[Dataset entries]
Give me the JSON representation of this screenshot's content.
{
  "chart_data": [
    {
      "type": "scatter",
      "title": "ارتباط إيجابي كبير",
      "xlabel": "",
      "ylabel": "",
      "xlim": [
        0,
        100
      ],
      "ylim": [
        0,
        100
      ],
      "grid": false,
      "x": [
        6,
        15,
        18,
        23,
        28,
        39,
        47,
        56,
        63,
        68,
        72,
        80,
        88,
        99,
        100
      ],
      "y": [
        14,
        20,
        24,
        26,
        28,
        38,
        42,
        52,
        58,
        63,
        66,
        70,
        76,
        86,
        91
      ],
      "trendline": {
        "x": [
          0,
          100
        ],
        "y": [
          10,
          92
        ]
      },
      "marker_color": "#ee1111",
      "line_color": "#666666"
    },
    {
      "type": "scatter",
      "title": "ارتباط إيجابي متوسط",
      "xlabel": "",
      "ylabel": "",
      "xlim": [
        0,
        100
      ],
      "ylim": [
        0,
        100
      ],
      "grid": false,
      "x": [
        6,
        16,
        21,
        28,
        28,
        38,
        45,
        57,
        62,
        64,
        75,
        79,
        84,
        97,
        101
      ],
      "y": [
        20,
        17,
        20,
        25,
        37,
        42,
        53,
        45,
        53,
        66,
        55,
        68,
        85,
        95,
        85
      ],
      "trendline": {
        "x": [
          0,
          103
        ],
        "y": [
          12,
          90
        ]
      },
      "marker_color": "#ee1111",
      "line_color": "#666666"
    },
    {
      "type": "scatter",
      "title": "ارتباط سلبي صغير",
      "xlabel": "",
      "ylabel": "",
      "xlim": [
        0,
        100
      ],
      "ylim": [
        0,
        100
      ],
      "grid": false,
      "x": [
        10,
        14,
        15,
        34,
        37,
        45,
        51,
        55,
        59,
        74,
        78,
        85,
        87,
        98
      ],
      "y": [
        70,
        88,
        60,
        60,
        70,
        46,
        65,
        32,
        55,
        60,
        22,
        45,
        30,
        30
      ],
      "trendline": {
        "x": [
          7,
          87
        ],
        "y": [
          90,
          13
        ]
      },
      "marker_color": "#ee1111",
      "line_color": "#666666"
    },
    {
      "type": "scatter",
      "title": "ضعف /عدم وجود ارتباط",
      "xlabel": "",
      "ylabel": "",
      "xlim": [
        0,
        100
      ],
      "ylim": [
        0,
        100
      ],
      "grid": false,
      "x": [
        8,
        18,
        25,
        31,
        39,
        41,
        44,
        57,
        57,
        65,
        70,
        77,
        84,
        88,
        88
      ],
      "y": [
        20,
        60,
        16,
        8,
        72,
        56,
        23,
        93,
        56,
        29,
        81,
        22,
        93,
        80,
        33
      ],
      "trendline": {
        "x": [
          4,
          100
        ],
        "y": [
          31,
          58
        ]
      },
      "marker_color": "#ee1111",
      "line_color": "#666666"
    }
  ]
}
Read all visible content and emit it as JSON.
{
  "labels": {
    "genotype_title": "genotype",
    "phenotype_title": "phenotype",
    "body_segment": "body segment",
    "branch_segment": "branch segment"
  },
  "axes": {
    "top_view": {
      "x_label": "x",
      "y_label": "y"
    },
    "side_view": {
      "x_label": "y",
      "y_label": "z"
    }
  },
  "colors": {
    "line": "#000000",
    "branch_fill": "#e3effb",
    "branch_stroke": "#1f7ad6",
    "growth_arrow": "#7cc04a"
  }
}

Exercise task: Each line of the listing should be echoed back exactly.

Correct output:
Give me the JSON representation of this screenshot's content.
{
  "chart_data": [
    {
      "type": "scatter",
      "title": "ارتباط إيجابي كبير",
      "xlabel": "",
      "ylabel": "",
      "xlim": [
        0,
        100
      ],
      "ylim": [
        0,
        100
      ],
      "grid": false,
      "x": [
        6,
        15,
        18,
        23,
        28,
        39,
        47,
        56,
        63,
        68,
        72,
        80,
        88,
        99,
        100
      ],
      "y": [
        14,
        20,
        24,
        26,
        28,
        38,
        42,
        52,
        58,
        63,
        66,
        70,
        76,
        86,
        91
      ],
      "trendline": {
        "x": [
          0,
          100
        ],
        "y": [
          10,
          92
        ]
      },
      "marker_color": "#ee1111",
      "line_color": "#666666"
    },
    {
      "type": "scatter",
      "title": "ارتباط إيجابي متوسط",
      "xlabel": "",
      "ylabel": "",
      "xlim": [
        0,
        100
      ],
      "ylim": [
        0,
        100
      ],
      "grid": false,
      "x": [
        6,
        16,
        21,
        28,
        28,
        38,
        45,
        57,
        62,
        64,
        75,
        79,
        84,
        97,
        101
      ],
      "y": [
        20,
        17,
        20,
        25,
        37,
        42,
        53,
        45,
        53,
        66,
        55,
        68,
        85,
        95,
        85
      ],
      "trendline": {
        "x": [
          0,
          103
        ],
        "y": [
          12,
          90
        ]
      },
      "marker_color": "#ee1111",
      "line_color": "#666666"
    },
    {
      "type": "scatter",
      "title": "ارتباط سلبي صغير",
      "xlabel": "",
      "ylabel": "",
      "xlim": [
        0,
        100
      ],
      "ylim": [
        0,
        100
      ],
      "grid": false,
      "x": [
        10,
        14,
        15,
        34,
        37,
        45,
        51,
        55,
        59,
        74,
        78,
        85,
        87,
        98
      ],
      "y": [
        70,
        88,
        60,
        60,
        70,
        46,
        65,
        32,
        55,
        60,
        22,
        45,
        30,
        30
      ],
      "trendline": {
        "x": [
          7,
          87
        ],
        "y": [
          90,
          13
        ]
      },
      "marker_color": "#ee1111",
      "line_color": "#666666"
    },
    {
      "type": "scatter",
      "title": "ضعف /عدم وجود ارتباط",
      "xlabel": "",
      "ylabel": "",
      "xlim": [
        0,
        100
      ],
      "ylim": [
        0,
        100
      ],
      "grid": false,
      "x": [
        8,
        18,
        25,
        31,
        39,
        41,
        44,
        57,
        57,
        65,
        70,
        77,
        84,
        88,
        88
      ],
      "y": [
        20,
        60,
        16,
        8,
        72,
        56,
        23,
        93,
        56,
        29,
        81,
        22,
        93,
        80,
        33
      ],
      "trendline": {
        "x": [
          4,
          100
        ],
        "y": [
          31,
          58
        ]
      },
      "marker_color": "#ee1111",
      "line_color": "#666666"
    }
  ]
}
Read all visible content and emit it as JSON.
{
  "labels": {
    "genotype_title": "genotype",
    "phenotype_title": "phenotype",
    "body_segment": "body segment",
    "branch_segment": "branch segment"
  },
  "axes": {
    "top_view": {
      "x_label": "x",
      "y_label": "y"
    },
    "side_view": {
      "x_label": "y",
      "y_label": "z"
    }
  },
  "colors": {
    "line": "#000000",
    "branch_fill": "#e3effb",
    "branch_stroke": "#1f7ad6",
    "growth_arrow": "#7cc04a"
  }
}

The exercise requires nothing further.